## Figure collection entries
•••••
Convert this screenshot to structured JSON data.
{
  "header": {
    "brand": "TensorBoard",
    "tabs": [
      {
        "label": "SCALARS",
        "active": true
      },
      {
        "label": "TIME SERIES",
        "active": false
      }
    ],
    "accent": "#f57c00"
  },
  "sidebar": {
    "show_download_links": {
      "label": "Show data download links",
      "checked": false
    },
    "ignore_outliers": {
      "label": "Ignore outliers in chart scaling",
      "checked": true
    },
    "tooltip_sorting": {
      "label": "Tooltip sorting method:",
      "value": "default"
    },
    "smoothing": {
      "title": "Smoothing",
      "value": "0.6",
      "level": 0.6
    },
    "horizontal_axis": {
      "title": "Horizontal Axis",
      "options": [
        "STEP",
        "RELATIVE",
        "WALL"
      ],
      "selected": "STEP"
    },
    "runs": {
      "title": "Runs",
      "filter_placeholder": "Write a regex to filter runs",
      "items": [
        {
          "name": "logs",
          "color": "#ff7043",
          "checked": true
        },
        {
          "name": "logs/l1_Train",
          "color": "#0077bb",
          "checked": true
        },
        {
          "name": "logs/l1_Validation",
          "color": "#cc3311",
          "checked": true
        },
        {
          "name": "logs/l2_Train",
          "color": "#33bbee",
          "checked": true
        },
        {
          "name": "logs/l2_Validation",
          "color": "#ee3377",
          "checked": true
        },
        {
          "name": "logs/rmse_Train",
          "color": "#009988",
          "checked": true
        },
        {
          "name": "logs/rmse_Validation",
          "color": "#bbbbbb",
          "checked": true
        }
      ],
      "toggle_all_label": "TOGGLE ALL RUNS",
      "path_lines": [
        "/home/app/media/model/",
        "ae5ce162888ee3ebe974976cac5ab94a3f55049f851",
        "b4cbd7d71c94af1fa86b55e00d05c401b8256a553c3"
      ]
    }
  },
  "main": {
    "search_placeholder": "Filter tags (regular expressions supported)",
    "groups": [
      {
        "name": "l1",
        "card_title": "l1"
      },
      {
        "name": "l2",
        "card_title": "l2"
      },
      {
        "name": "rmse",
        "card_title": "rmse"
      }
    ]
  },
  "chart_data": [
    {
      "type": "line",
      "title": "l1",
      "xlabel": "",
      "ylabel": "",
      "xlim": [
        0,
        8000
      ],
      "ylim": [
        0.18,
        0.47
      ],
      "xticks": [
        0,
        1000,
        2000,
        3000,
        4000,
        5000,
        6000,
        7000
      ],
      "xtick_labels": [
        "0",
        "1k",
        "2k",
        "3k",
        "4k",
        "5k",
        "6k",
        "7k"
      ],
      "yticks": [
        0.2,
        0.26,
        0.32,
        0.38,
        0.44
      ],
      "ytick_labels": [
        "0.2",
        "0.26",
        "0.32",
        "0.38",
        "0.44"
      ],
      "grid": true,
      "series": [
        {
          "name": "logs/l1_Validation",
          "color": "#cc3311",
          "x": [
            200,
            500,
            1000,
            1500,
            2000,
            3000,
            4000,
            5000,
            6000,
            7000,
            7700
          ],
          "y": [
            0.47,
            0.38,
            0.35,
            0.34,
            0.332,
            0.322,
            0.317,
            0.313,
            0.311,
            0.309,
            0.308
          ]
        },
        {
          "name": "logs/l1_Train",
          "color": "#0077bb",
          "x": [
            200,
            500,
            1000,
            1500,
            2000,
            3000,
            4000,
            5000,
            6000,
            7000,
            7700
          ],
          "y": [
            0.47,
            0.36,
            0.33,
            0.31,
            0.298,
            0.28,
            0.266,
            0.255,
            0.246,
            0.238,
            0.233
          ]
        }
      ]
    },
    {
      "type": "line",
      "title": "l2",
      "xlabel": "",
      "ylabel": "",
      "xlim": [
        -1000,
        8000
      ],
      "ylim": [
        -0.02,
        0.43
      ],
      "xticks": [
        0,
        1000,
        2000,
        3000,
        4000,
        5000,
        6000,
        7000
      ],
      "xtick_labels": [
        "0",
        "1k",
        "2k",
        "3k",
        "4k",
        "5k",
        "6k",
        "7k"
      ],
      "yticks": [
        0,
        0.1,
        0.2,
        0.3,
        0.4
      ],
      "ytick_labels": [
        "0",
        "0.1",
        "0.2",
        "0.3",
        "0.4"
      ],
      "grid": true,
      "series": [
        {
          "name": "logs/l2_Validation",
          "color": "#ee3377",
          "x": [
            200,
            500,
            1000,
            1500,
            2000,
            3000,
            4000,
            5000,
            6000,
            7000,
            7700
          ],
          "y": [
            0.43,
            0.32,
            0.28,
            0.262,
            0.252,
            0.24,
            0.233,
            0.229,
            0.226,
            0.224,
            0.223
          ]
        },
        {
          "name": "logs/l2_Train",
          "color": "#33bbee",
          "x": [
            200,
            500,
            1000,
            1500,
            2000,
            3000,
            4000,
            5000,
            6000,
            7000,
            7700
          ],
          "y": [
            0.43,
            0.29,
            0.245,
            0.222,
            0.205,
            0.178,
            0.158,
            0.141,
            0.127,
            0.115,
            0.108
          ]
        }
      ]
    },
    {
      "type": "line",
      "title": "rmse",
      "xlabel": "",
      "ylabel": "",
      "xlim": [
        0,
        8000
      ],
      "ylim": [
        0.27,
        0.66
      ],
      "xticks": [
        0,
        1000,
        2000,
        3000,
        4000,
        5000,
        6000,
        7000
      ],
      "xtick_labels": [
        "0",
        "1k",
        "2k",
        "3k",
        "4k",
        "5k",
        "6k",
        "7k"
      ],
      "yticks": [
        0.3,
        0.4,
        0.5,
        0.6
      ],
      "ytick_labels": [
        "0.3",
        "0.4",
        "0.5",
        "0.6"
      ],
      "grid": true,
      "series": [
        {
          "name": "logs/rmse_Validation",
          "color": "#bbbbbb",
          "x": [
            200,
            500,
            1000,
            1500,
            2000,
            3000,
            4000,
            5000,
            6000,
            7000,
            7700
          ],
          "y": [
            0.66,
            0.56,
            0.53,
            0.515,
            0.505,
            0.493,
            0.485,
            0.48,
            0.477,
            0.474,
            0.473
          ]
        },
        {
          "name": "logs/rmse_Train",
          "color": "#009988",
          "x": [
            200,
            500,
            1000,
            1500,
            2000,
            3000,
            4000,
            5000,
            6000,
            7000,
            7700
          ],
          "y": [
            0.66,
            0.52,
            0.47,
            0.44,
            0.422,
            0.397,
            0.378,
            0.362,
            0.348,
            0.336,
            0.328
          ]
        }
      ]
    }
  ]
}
•••••
## AIM
Go through the entries and repeat each one exactly.

## OUTPUT OF THE EXERCISE
Convert this screenshot to structured JSON data.
{
  "header": {
    "brand": "TensorBoard",
    "tabs": [
      {
        "label": "SCALARS",
        "active": true
      },
      {
        "label": "TIME SERIES",
        "active": false
      }
    ],
    "accent": "#f57c00"
  },
  "sidebar": {
    "show_download_links": {
      "label": "Show data download links",
      "checked": false
    },
    "ignore_outliers": {
      "label": "Ignore outliers in chart scaling",
      "checked": true
    },
    "tooltip_sorting": {
      "label": "Tooltip sorting method:",
      "value": "default"
    },
    "smoothing": {
      "title": "Smoothing",
      "value": "0.6",
      "level": 0.6
    },
    "horizontal_axis": {
      "title": "Horizontal Axis",
      "options": [
        "STEP",
        "RELATIVE",
        "WALL"
      ],
      "selected": "STEP"
    },
    "runs": {
      "title": "Runs",
      "filter_placeholder": "Write a regex to filter runs",
      "items": [
        {
          "name": "logs",
          "color": "#ff7043",
          "checked": true
        },
        {
          "name": "logs/l1_Train",
          "color": "#0077bb",
          "checked": true
        },
        {
          "name": "logs/l1_Validation",
          "color": "#cc3311",
          "checked": true
        },
        {
          "name": "logs/l2_Train",
          "color": "#33bbee",
          "checked": true
        },
        {
          "name": "logs/l2_Validation",
          "color": "#ee3377",
          "checked": true
        },
        {
          "name": "logs/rmse_Train",
          "color": "#009988",
          "checked": true
        },
        {
          "name": "logs/rmse_Validation",
          "color": "#bbbbbb",
          "checked": true
        }
      ],
      "toggle_all_label": "TOGGLE ALL RUNS",
      "path_lines": [
        "/home/app/media/model/",
        "ae5ce162888ee3ebe974976cac5ab94a3f55049f851",
        "b4cbd7d71c94af1fa86b55e00d05c401b8256a553c3"
      ]
    }
  },
  "main": {
    "search_placeholder": "Filter tags (regular expressions supported)",
    "groups": [
      {
        "name": "l1",
        "card_title": "l1"
      },
      {
        "name": "l2",
        "card_title": "l2"
      },
      {
        "name": "rmse",
        "card_title": "rmse"
      }
    ]
  },
  "chart_data": [
    {
      "type": "line",
      "title": "l1",
      "xlabel": "",
      "ylabel": "",
      "xlim": [
        0,
        8000
      ],
      "ylim": [
        0.18,
        0.47
      ],
      "xticks": [
        0,
        1000,
        2000,
        3000,
        4000,
        5000,
        6000,
        7000
      ],
      "xtick_labels": [
        "0",
        "1k",
        "2k",
        "3k",
        "4k",
        "5k",
        "6k",
        "7k"
      ],
      "yticks": [
        0.2,
        0.26,
        0.32,
        0.38,
        0.44
      ],
      "ytick_labels": [
        "0.2",
        "0.26",
        "0.32",
        "0.38",
        "0.44"
      ],
      "grid": true,
      "series": [
        {
          "name": "logs/l1_Validation",
          "color": "#cc3311",
          "x": [
            200,
            500,
            1000,
            1500,
            2000,
            3000,
            4000,
            5000,
            6000,
            7000,
            7700
          ],
          "y": [
            0.47,
            0.38,
            0.35,
            0.34,
            0.332,
            0.322,
            0.317,
            0.313,
            0.311,
            0.309,
            0.308
          ]
        },
        {
          "name": "logs/l1_Train",
          "color": "#0077bb",
          "x": [
            200,
            500,
            1000,
            1500,
            2000,
            3000,
            4000,
            5000,
            6000,
            7000,
            7700
          ],
          "y": [
            0.47,
            0.36,
            0.33,
            0.31,
            0.298,
            0.28,
            0.266,
            0.255,
            0.246,
            0.238,
            0.233
          ]
        }
      ]
    },
    {
      "type": "line",
      "title": "l2",
      "xlabel": "",
      "ylabel": "",
      "xlim": [
        -1000,
        8000
      ],
      "ylim": [
        -0.02,
        0.43
      ],
      "xticks": [
        0,
        1000,
        2000,
        3000,
        4000,
        5000,
        6000,
        7000
      ],
      "xtick_labels": [
        "0",
        "1k",
        "2k",
        "3k",
        "4k",
        "5k",
        "6k",
        "7k"
      ],
      "yticks": [
        0,
        0.1,
        0.2,
        0.3,
        0.4
      ],
      "ytick_labels": [
        "0",
        "0.1",
        "0.2",
        "0.3",
        "0.4"
      ],
      "grid": true,
      "series": [
        {
          "name": "logs/l2_Validation",
          "color": "#ee3377",
          "x": [
            200,
            500,
            1000,
            1500,
            2000,
            3000,
            4000,
            5000,
            6000,
            7000,
            7700
          ],
          "y": [
            0.43,
            0.32,
            0.28,
            0.262,
            0.252,
            0.24,
            0.233,
            0.229,
            0.226,
            0.224,
            0.223
          ]
        },
        {
          "name": "logs/l2_Train",
          "color": "#33bbee",
          "x": [
            200,
            500,
            1000,
            1500,
            2000,
            3000,
            4000,
            5000,
            6000,
            7000,
            7700
          ],
          "y": [
            0.43,
            0.29,
            0.245,
            0.222,
            0.205,
            0.178,
            0.158,
            0.141,
            0.127,
            0.115,
            0.108
          ]
        }
      ]
    },
    {
      "type": "line",
      "title": "rmse",
      "xlabel": "",
      "ylabel": "",
      "xlim": [
        0,
        8000
      ],
      "ylim": [
        0.27,
        0.66
      ],
      "xticks": [
        0,
        1000,
        2000,
        3000,
        4000,
        5000,
        6000,
        7000
      ],
      "xtick_labels": [
        "0",
        "1k",
        "2k",
        "3k",
        "4k",
        "5k",
        "6k",
        "7k"
      ],
      "yticks": [
        0.3,
        0.4,
        0.5,
        0.6
      ],
      "ytick_labels": [
        "0.3",
        "0.4",
        "0.5",
        "0.6"
      ],
      "grid": true,
      "series": [
        {
          "name": "logs/rmse_Validation",
          "color": "#bbbbbb",
          "x": [
            200,
            500,
            1000,
            1500,
            2000,
            3000,
            4000,
            5000,
            6000,
            7000,
            7700
          ],
          "y": [
            0.66,
            0.56,
            0.53,
            0.515,
            0.505,
            0.493,
            0.485,
            0.48,
            0.477,
            0.474,
            0.473
          ]
        },
        {
          "name": "logs/rmse_Train",
          "color": "#009988",
          "x": [
            200,
            500,
            1000,
            1500,
            2000,
            3000,
            4000,
            5000,
            6000,
            7000,
            7700
          ],
          "y": [
            0.66,
            0.52,
            0.47,
            0.44,
            0.422,
            0.397,
            0.378,
            0.362,
            0.348,
            0.336,
            0.328
          ]
        }
      ]
    }
  ]
}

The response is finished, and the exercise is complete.